→ Required work
Assemble all lines in which the string "this" appears.
<<<<
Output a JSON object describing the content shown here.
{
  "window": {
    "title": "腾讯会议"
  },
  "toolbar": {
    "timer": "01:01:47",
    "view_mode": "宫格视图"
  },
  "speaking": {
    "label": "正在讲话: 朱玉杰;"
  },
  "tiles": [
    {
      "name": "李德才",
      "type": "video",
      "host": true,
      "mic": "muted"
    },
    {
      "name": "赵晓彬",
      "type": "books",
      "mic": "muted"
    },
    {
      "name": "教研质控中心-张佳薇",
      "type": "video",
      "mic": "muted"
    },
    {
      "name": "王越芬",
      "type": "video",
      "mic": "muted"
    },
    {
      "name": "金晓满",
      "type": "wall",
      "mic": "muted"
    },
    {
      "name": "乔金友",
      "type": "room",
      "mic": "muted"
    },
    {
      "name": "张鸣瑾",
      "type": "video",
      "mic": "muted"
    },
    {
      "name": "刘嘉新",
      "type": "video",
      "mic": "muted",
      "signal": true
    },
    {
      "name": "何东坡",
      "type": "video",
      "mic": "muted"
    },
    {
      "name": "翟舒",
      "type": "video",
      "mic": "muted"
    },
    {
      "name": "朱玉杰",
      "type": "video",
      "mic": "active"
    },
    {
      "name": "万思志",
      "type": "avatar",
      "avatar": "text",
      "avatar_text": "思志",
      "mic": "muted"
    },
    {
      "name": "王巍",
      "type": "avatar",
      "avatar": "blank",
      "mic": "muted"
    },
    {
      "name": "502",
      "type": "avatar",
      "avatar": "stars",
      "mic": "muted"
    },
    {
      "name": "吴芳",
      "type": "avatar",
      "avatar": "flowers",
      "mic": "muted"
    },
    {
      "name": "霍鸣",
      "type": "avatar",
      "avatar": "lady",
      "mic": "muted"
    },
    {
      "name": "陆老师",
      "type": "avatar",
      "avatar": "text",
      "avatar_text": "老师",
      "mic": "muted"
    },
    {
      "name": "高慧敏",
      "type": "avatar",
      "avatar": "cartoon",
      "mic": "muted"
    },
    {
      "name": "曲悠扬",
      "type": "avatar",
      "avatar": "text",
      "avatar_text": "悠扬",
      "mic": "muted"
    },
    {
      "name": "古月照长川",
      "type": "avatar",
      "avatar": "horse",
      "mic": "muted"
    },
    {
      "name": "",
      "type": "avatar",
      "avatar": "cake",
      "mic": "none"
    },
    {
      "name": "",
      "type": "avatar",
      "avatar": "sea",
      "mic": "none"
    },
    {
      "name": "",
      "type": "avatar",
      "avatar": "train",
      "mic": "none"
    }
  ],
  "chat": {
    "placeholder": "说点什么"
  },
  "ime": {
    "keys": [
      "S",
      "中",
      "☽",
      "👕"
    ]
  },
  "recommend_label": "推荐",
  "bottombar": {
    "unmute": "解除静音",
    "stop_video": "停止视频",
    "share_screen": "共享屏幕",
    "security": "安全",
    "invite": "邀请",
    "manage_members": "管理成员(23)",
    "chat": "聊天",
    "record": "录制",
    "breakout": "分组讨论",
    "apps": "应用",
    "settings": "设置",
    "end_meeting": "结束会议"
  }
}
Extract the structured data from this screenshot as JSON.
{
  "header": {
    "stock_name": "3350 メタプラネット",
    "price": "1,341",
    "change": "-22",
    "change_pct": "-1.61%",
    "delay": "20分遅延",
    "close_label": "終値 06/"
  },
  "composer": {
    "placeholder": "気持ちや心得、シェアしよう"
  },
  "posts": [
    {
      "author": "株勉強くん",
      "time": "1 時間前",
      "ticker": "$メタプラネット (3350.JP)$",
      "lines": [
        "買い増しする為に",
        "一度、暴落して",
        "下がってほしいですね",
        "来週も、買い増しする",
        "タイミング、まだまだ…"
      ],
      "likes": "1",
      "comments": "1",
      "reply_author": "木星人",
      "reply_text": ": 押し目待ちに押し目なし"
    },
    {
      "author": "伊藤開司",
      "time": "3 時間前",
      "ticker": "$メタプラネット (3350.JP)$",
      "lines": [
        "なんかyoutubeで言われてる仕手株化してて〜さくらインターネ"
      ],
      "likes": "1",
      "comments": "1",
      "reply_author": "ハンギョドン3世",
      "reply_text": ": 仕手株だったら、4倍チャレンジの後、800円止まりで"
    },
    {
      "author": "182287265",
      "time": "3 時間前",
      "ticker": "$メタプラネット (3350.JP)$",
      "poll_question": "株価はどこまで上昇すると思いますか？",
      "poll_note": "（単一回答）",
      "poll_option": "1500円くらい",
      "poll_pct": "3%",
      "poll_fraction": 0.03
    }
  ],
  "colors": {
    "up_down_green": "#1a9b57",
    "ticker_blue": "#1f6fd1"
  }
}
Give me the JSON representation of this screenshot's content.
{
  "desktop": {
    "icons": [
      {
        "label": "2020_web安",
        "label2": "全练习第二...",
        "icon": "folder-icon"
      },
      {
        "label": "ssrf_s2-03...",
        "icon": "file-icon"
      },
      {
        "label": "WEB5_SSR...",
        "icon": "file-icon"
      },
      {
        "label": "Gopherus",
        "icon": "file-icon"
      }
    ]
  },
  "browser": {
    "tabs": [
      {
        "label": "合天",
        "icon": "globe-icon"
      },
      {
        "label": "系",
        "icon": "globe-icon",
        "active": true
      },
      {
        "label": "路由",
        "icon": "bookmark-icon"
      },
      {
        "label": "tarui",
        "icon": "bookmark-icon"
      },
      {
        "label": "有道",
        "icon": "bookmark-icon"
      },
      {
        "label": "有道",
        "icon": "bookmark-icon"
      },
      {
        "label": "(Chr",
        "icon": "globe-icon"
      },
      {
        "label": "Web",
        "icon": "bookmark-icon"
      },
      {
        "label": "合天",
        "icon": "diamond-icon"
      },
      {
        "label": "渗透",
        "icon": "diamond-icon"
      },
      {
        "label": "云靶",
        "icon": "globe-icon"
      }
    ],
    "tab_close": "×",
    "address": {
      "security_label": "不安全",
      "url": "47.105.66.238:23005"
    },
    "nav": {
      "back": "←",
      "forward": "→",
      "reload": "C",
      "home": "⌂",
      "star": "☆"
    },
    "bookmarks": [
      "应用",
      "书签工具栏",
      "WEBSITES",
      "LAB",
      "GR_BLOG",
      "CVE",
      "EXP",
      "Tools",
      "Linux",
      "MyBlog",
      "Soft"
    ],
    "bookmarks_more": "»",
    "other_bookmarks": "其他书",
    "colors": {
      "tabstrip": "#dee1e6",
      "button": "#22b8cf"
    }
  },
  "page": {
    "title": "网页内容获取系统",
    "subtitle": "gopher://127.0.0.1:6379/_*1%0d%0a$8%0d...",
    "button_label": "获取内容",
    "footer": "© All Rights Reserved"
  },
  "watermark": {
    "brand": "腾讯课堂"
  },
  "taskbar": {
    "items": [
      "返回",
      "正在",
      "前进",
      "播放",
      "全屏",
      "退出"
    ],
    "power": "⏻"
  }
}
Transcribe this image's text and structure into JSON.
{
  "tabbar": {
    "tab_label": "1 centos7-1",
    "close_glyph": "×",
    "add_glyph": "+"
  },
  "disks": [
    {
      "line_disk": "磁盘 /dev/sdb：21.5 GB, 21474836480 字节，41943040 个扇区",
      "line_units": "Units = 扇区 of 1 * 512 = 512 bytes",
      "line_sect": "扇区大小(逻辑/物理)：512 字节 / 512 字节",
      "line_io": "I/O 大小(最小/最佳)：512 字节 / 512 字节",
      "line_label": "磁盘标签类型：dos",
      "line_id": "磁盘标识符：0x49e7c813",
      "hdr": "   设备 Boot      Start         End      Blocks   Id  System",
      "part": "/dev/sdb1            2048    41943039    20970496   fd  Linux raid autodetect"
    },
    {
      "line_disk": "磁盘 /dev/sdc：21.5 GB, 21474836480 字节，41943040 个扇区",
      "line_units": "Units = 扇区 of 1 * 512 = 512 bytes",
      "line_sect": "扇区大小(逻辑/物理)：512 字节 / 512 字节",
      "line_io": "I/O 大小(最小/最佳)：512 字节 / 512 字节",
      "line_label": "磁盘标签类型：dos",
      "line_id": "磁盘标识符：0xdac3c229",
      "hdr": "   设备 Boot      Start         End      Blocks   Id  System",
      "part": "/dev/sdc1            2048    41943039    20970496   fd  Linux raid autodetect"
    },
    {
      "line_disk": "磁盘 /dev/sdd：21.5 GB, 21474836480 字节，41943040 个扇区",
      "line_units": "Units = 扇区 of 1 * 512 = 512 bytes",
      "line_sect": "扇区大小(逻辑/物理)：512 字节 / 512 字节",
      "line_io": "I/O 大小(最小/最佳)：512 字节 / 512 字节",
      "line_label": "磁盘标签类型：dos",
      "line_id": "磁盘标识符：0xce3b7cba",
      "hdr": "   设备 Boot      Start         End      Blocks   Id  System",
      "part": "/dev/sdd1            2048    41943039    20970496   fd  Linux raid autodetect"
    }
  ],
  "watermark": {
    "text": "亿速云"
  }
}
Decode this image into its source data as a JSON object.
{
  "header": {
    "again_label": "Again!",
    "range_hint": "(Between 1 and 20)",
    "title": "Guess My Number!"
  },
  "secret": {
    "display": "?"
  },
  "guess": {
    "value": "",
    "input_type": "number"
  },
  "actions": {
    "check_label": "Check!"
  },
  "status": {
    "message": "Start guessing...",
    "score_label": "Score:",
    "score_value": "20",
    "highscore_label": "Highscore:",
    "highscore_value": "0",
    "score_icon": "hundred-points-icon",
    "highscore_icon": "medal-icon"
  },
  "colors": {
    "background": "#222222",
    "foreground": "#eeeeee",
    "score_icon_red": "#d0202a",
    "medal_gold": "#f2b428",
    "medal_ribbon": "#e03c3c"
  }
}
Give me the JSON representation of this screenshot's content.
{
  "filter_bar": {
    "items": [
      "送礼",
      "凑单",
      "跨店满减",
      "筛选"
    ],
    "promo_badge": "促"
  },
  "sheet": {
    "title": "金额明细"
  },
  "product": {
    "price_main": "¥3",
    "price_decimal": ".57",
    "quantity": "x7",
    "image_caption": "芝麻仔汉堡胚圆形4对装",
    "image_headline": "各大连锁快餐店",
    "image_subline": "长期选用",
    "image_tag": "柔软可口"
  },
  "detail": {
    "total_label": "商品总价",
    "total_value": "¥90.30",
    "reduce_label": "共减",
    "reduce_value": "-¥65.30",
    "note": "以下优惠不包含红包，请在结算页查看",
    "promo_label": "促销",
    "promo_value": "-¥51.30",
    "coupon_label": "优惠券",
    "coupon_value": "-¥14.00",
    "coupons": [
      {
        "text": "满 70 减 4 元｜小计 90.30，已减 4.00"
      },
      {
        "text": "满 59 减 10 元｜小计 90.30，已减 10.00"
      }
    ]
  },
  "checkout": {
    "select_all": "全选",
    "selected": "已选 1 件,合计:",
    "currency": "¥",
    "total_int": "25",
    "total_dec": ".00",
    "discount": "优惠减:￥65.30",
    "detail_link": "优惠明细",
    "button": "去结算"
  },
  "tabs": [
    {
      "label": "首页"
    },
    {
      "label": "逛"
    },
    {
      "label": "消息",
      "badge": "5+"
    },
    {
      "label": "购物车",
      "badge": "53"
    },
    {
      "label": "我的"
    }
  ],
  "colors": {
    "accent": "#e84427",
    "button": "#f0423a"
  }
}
>>>>
→ Worked solution
Extract the structured data from this screenshot as JSON.
Give me the JSON representation of this screenshot's content.
Transcribe this image's text and structure into JSON.
Decode this image into its source data as a JSON object.
Give me the JSON representation of this screenshot's content.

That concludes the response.